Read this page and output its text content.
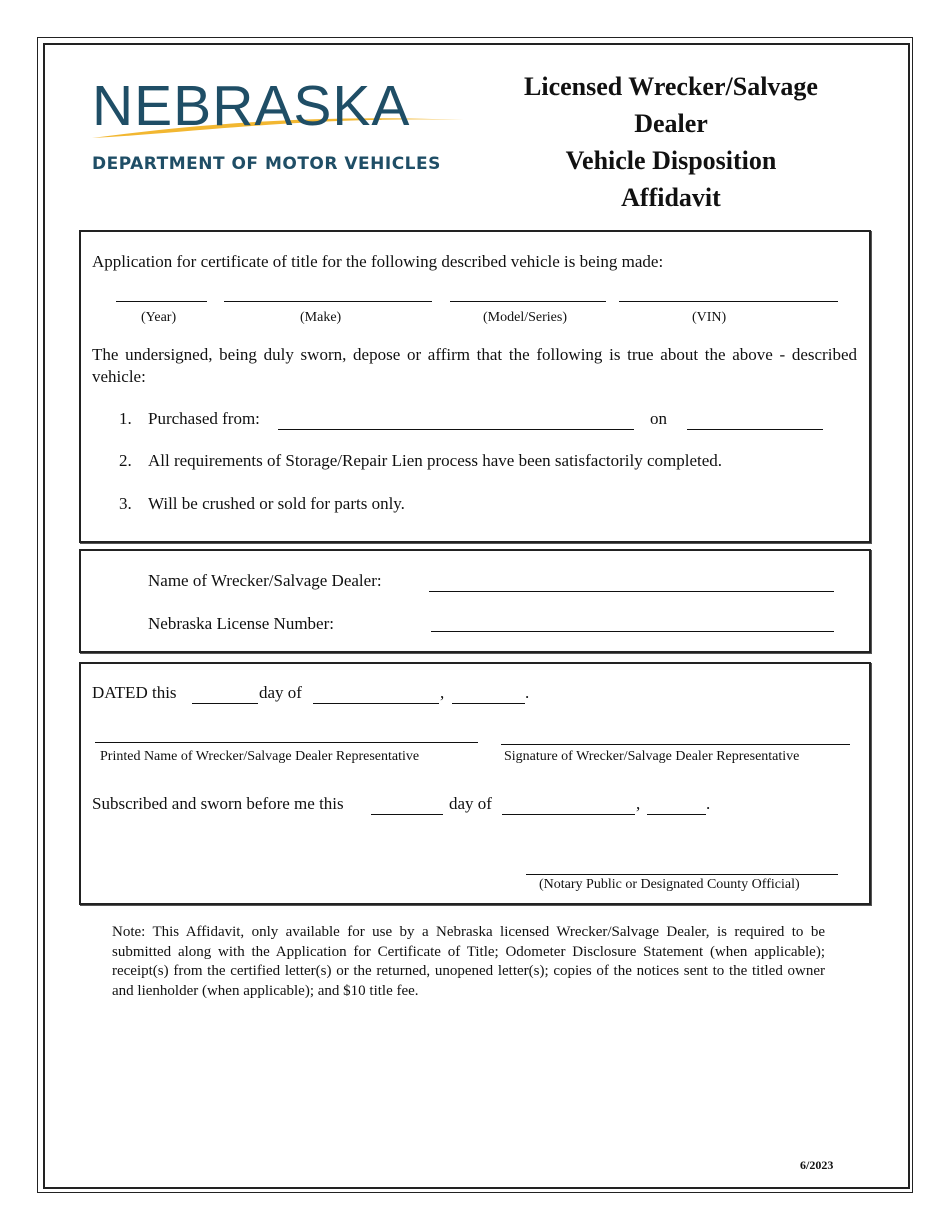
NEBRASKA
DEPARTMENT OF MOTOR VEHICLES
Licensed Wrecker/Salvage
Dealer
Vehicle Disposition
Affidavit
Application for certificate of title for the following described vehicle is being made:
(Year)	(Make)	(Model/Series)	(VIN)
The undersigned, being duly sworn, depose or affirm that the following is true about the above - described vehicle:
1. Purchased from:	on
2. All requirements of Storage/Repair Lien process have been satisfactorily completed.
3. Will be crushed or sold for parts only.
Name of Wrecker/Salvage Dealer:
Nebraska License Number:
DATED this	day of	,	.
Printed Name of Wrecker/Salvage Dealer Representative	Signature of Wrecker/Salvage Dealer Representative
Subscribed and sworn before me this	day of	,	.
(Notary Public or Designated County Official)
Note: This Affidavit, only available for use by a Nebraska licensed Wrecker/Salvage Dealer, is required to be submitted along with the Application for Certificate of Title; Odometer Disclosure Statement (when applicable); receipt(s) from the certified letter(s) or the returned, unopened letter(s); copies of the notices sent to the titled owner and lienholder (when applicable); and $10 title fee.
6/2023
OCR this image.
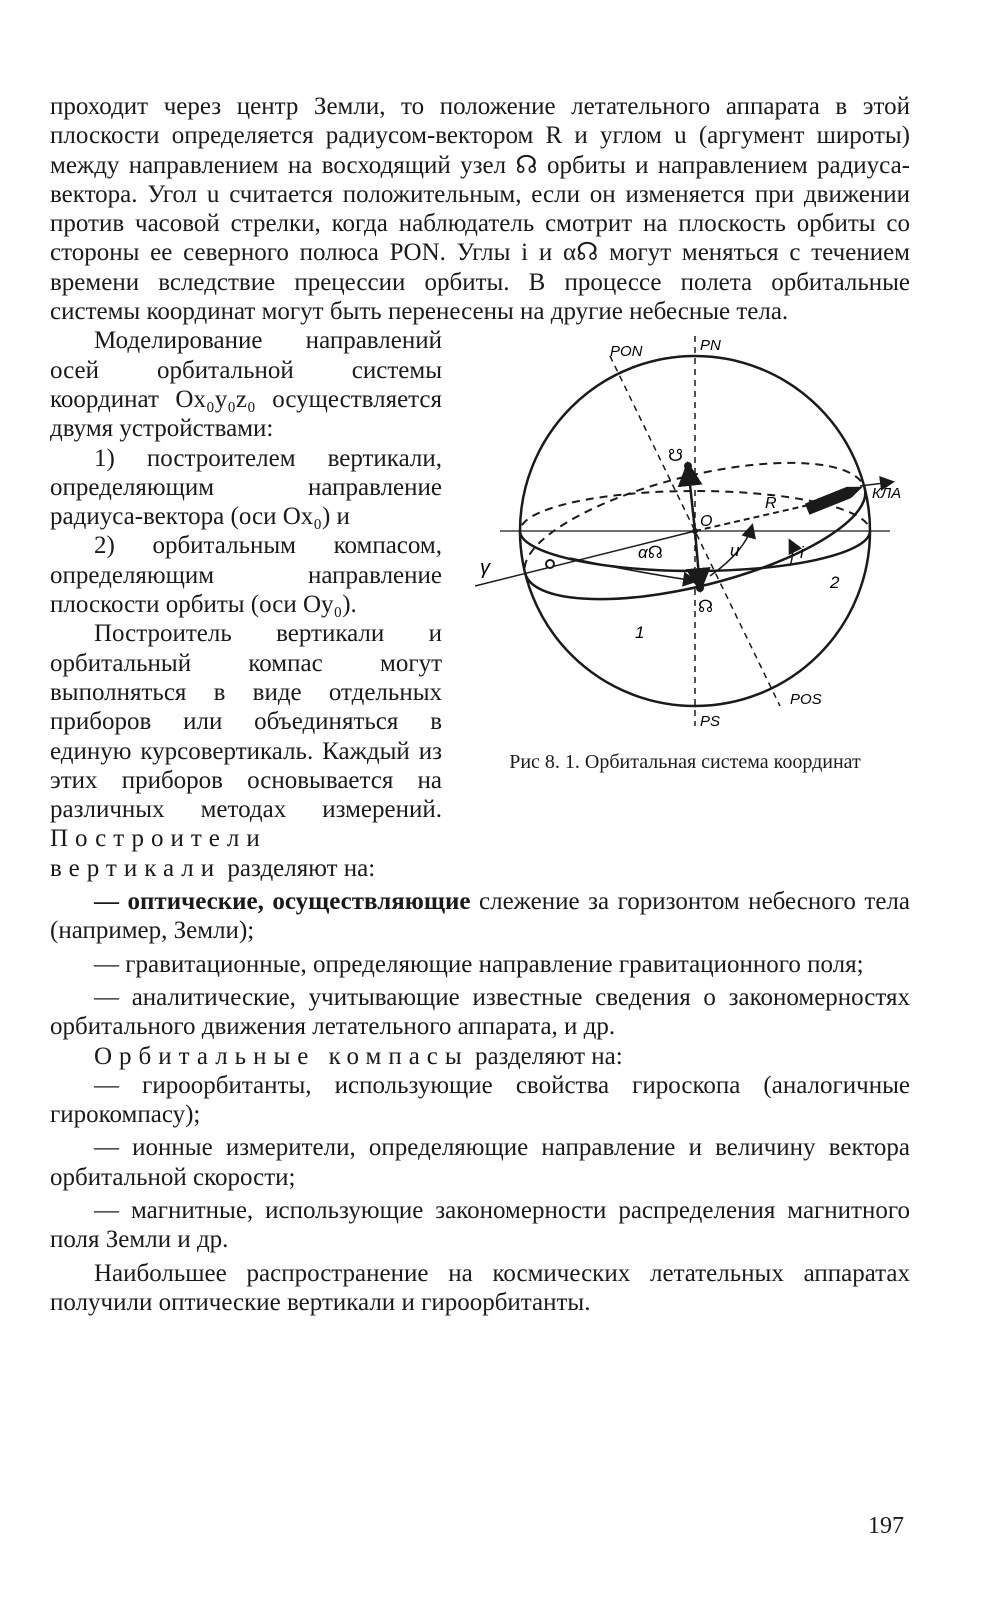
проходит через центр Земли, то положение летательного аппарата в этой плоскости определяется радиусом-вектором R и углом u (аргумент широты) между направлением на восходящий узел ☊ орбиты и направлением радиуса-вектора. Угол u считается положительным, если он изменяется при движении против часовой стрелки, когда наблюдатель смотрит на плоскость орбиты со стороны ее северного полюса PON. Углы i и α☊ могут меняться с течением времени вследствие прецессии орбиты. В процессе полета орбитальные системы координат могут быть перенесены на другие небесные тела.

PON	PN
☋
O
R̄
КЛА
γ
α☊	u	i
2
☊
1
POS
PS
Рис 8. 1. Орбитальная система координат

Моделирование направлений осей орбитальной системы координат Ox₀y₀z₀ осуществляется двумя устройствами:

1) построителем вертикали, определяющим направление радиуса-вектора (оси Ox₀) и

2) орбитальным компасом, определяющим направление плоскости орбиты (оси Oy₀).

Построитель вертикали и орбитальный компас могут выполняться в виде отдельных приборов или объединяться в единую курсовертикаль. Каждый из этих приборов основывается на различных методах измерений. Построители вертикали разделяют на:

— оптические, осуществляющие слежение за горизонтом небесного тела (например, Земли);

— гравитационные, определяющие направление гравитационного поля;

— аналитические, учитывающие известные сведения о закономерностях орбитального движения летательного аппарата, и др.

Орбитальные компасы разделяют на:

— гироорбитанты, использующие свойства гироскопа (аналогичные гирокомпасу);

— ионные измерители, определяющие направление и величину вектора орбитальной скорости;

— магнитные, использующие закономерности распределения магнитного поля Земли и др.

Наибольшее распространение на космических летательных аппаратах получили оптические вертикали и гироорбитанты.

197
:::::
▸ **The task**: Output a faithful copy of the data, with each picture left out.

▸ **Exercise response**:
Read this page and output its text content.
NEBRASKA
DEPARTMENT OF MOTOR VEHICLES
Licensed Wrecker/Salvage
Dealer
Vehicle Disposition
Affidavit
Application for certificate of title for the following described vehicle is being made:
(Year)	(Make)	(Model/Series)	(VIN)
The undersigned, being duly sworn, depose or affirm that the following is true about the above - described vehicle:
1. Purchased from:	on
2. All requirements of Storage/Repair Lien process have been satisfactorily completed.
3. Will be crushed or sold for parts only.
Name of Wrecker/Salvage Dealer:
Nebraska License Number:
DATED this	day of	,	.
Printed Name of Wrecker/Salvage Dealer Representative	Signature of Wrecker/Salvage Dealer Representative
Subscribed and sworn before me this	day of	,	.
(Notary Public or Designated County Official)
Note: This Affidavit, only available for use by a Nebraska licensed Wrecker/Salvage Dealer, is required to be submitted along with the Application for Certificate of Title; Odometer Disclosure Statement (when applicable); receipt(s) from the certified letter(s) or the returned, unopened letter(s); copies of the notices sent to the titled owner and lienholder (when applicable); and $10 title fee.
6/2023
OCR this image.
проходит через центр Земли, то положение летательного аппарата в этой плоскости определяется радиусом-вектором R и углом u (аргумент широты) между направлением на восходящий узел ☊ орбиты и направлением радиуса-вектора. Угол u считается положительным, если он изменяется при движении против часовой стрелки, когда наблюдатель смотрит на плоскость орбиты со стороны ее северного полюса PON. Углы i и α☊ могут меняться с течением времени вследствие прецессии орбиты. В процессе полета орбитальные системы координат могут быть перенесены на другие небесные тела.

PON	PN
☋
O
R̄
КЛА
γ
α☊	u	i
2
☊
1
POS
PS
Рис 8. 1. Орбитальная система координат

Моделирование направлений осей орбитальной системы координат Ox₀y₀z₀ осуществляется двумя устройствами:

1) построителем вертикали, определяющим направление радиуса-вектора (оси Ox₀) и

2) орбитальным компасом, определяющим направление плоскости орбиты (оси Oy₀).

Построитель вертикали и орбитальный компас могут выполняться в виде отдельных приборов или объединяться в единую курсовертикаль. Каждый из этих приборов основывается на различных методах измерений. Построители вертикали разделяют на:

— оптические, осуществляющие слежение за горизонтом небесного тела (например, Земли);

— гравитационные, определяющие направление гравитационного поля;

— аналитические, учитывающие известные сведения о закономерностях орбитального движения летательного аппарата, и др.

Орбитальные компасы разделяют на:

— гироорбитанты, использующие свойства гироскопа (аналогичные гирокомпасу);

— ионные измерители, определяющие направление и величину вектора орбитальной скорости;

— магнитные, использующие закономерности распределения магнитного поля Земли и др.

Наибольшее распространение на космических летательных аппаратах получили оптические вертикали и гироорбитанты.

197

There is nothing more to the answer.